■ **YOUR TASK**
Exclude the pictures and return every line exactly as written.

BEGIN GIVEN DATA

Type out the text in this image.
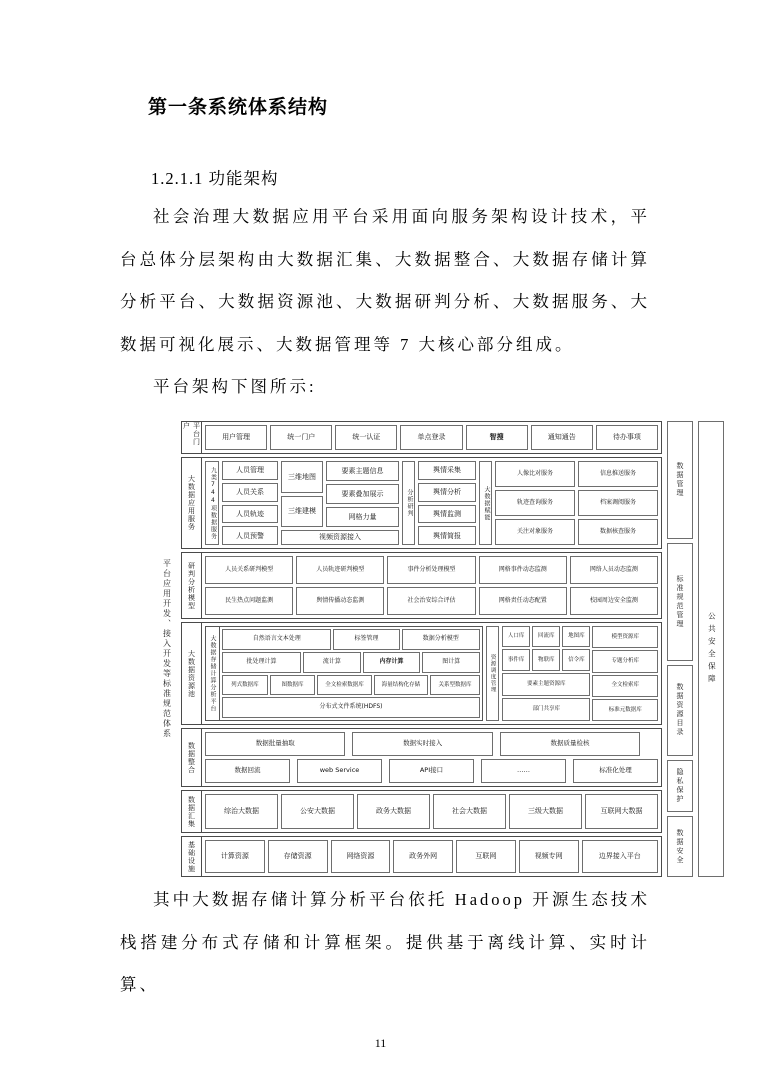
第一条系统体系结构
1.2.1.1 功能架构

社会治理大数据应用平台采用面向服务架构设计技术，平台总体分层架构由大数据汇集、大数据整合、大数据存储计算分析平台、大数据资源池、大数据研判分析、大数据服务、大数据可视化展示、大数据管理等 7 大核心部分组成。

平台架构下图所示:

其中大数据存储计算分析平台依托 Hadoop 开源生态技术栈搭建分布式存储和计算框架。提供基于离线计算、实时计算、

11
平台应用开发、接入开发等标准规范体系
平台门户
用户管理	统一门户	统一认证	单点登录	智搜	通知通告	待办事项
大数据应用服务	九类744项数据服务	人员管理
人员关系
人员轨迹
人员预警
三维地图
三维建模
要素主题信息
要素叠加展示
网格力量
视频资源接入
分析研判
舆情采集
舆情分析
舆情监测
舆情简报
大数据赋能
人像比对服务	信息推送服务
轨迹查询服务	档案调阅服务
关注对象服务	数据核查服务
研判分析模型	人员关系研判模型	人员轨迹研判模型	事件分析处理模型	网格事件动态监测	网络人员动态监测
民生热点问题监测	舆情传播动态监测	社会治安综合评估	网格责任动态配置	校园周边安全监测
大数据资源池	大数据存储计算分析平台	自然语言文本处理	标签管理	数据分析模型
批处理计算	流计算	内存计算	图计算
列式数据库	图数据库	全文检索数据库	海量结构化存储	关系型数据库
分布式文件系统(HDFS)
资源调度管理
人口库	回流库	地图库
事件库	物联库	信令库
要素主题资源库
部门共享库
模型资源库
专题分析库
全文检索库
标准元数据库
数据整合	数据批量抽取	数据实时接入	数据质量检核
数据回流	web Service	API接口	……	标准化处理
数据汇集	综治大数据	公安大数据	政务大数据	社会大数据	三级大数据	互联网大数据
基础设施	计算资源	存储资源	网络资源	政务外网	互联网	视频专网	边界接入平台
数据管理
标准规范管理
数据资源目录
隐私保护
数据安全
公共安全保障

END GIVEN DATA

■ **PROBLEM SOLUTION**
Type out the text in this image.
第一条系统体系结构
1.2.1.1 功能架构

社会治理大数据应用平台采用面向服务架构设计技术，平台总体分层架构由大数据汇集、大数据整合、大数据存储计算分析平台、大数据资源池、大数据研判分析、大数据服务、大数据可视化展示、大数据管理等 7 大核心部分组成。

平台架构下图所示:

其中大数据存储计算分析平台依托 Hadoop 开源生态技术栈搭建分布式存储和计算框架。提供基于离线计算、实时计算、

11
平台应用开发、接入开发等标准规范体系
平台门户
用户管理	统一门户	统一认证	单点登录	智搜	通知通告	待办事项
大数据应用服务	九类744项数据服务	人员管理
人员关系
人员轨迹
人员预警
三维地图
三维建模
要素主题信息
要素叠加展示
网格力量
视频资源接入
分析研判
舆情采集
舆情分析
舆情监测
舆情简报
大数据赋能
人像比对服务	信息推送服务
轨迹查询服务	档案调阅服务
关注对象服务	数据核查服务
研判分析模型	人员关系研判模型	人员轨迹研判模型	事件分析处理模型	网格事件动态监测	网络人员动态监测
民生热点问题监测	舆情传播动态监测	社会治安综合评估	网格责任动态配置	校园周边安全监测
大数据资源池	大数据存储计算分析平台	自然语言文本处理	标签管理	数据分析模型
批处理计算	流计算	内存计算	图计算
列式数据库	图数据库	全文检索数据库	海量结构化存储	关系型数据库
分布式文件系统(HDFS)
资源调度管理
人口库	回流库	地图库
事件库	物联库	信令库
要素主题资源库
部门共享库
模型资源库
专题分析库
全文检索库
标准元数据库
数据整合	数据批量抽取	数据实时接入	数据质量检核
数据回流	web Service	API接口	……	标准化处理
数据汇集	综治大数据	公安大数据	政务大数据	社会大数据	三级大数据	互联网大数据
基础设施	计算资源	存储资源	网络资源	政务外网	互联网	视频专网	边界接入平台
数据管理
标准规范管理
数据资源目录
隐私保护
数据安全
公共安全保障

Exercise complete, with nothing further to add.